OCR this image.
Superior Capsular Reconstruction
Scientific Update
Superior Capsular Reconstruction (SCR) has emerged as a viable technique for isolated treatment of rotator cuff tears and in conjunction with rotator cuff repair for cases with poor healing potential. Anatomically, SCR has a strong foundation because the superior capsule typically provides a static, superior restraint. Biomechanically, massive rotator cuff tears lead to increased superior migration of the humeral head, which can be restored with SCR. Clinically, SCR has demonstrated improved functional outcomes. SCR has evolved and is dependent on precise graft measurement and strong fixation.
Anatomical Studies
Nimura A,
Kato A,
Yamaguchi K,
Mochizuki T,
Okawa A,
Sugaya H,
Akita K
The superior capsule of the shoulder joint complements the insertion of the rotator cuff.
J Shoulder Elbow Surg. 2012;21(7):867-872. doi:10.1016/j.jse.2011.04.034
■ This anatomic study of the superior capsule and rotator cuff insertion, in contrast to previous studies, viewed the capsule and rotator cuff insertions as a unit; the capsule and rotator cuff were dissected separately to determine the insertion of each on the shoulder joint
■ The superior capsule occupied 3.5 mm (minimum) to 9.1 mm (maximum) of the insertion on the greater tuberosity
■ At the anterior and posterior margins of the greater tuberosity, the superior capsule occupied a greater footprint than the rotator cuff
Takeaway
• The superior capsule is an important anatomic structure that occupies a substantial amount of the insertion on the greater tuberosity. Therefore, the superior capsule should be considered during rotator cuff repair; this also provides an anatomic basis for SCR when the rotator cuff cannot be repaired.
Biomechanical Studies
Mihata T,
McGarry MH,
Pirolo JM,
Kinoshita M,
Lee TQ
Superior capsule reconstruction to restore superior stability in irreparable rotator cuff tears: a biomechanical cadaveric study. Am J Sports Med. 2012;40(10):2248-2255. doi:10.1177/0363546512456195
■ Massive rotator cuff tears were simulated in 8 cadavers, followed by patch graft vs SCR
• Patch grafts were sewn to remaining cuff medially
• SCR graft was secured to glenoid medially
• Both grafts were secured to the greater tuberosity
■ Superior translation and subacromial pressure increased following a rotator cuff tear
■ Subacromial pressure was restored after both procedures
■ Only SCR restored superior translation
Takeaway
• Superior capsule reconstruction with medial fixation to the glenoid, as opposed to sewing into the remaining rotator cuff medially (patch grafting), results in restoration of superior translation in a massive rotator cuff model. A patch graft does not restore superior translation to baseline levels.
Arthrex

═══

### THE TASK
Take the data above and return it exactly.

### OUTPUT BELOW
OCR this image.
Superior Capsular Reconstruction
Scientific Update
Superior Capsular Reconstruction (SCR) has emerged as a viable technique for isolated treatment of rotator cuff tears and in conjunction with rotator cuff repair for cases with poor healing potential. Anatomically, SCR has a strong foundation because the superior capsule typically provides a static, superior restraint. Biomechanically, massive rotator cuff tears lead to increased superior migration of the humeral head, which can be restored with SCR. Clinically, SCR has demonstrated improved functional outcomes. SCR has evolved and is dependent on precise graft measurement and strong fixation.
Anatomical Studies
Nimura A,
Kato A,
Yamaguchi K,
Mochizuki T,
Okawa A,
Sugaya H,
Akita K
The superior capsule of the shoulder joint complements the insertion of the rotator cuff.
J Shoulder Elbow Surg. 2012;21(7):867-872. doi:10.1016/j.jse.2011.04.034
■ This anatomic study of the superior capsule and rotator cuff insertion, in contrast to previous studies, viewed the capsule and rotator cuff insertions as a unit; the capsule and rotator cuff were dissected separately to determine the insertion of each on the shoulder joint
■ The superior capsule occupied 3.5 mm (minimum) to 9.1 mm (maximum) of the insertion on the greater tuberosity
■ At the anterior and posterior margins of the greater tuberosity, the superior capsule occupied a greater footprint than the rotator cuff
Takeaway
• The superior capsule is an important anatomic structure that occupies a substantial amount of the insertion on the greater tuberosity. Therefore, the superior capsule should be considered during rotator cuff repair; this also provides an anatomic basis for SCR when the rotator cuff cannot be repaired.
Biomechanical Studies
Mihata T,
McGarry MH,
Pirolo JM,
Kinoshita M,
Lee TQ
Superior capsule reconstruction to restore superior stability in irreparable rotator cuff tears: a biomechanical cadaveric study. Am J Sports Med. 2012;40(10):2248-2255. doi:10.1177/0363546512456195
■ Massive rotator cuff tears were simulated in 8 cadavers, followed by patch graft vs SCR
• Patch grafts were sewn to remaining cuff medially
• SCR graft was secured to glenoid medially
• Both grafts were secured to the greater tuberosity
■ Superior translation and subacromial pressure increased following a rotator cuff tear
■ Subacromial pressure was restored after both procedures
■ Only SCR restored superior translation
Takeaway
• Superior capsule reconstruction with medial fixation to the glenoid, as opposed to sewing into the remaining rotator cuff medially (patch grafting), results in restoration of superior translation in a massive rotator cuff model. A patch graft does not restore superior translation to baseline levels.
Arthrex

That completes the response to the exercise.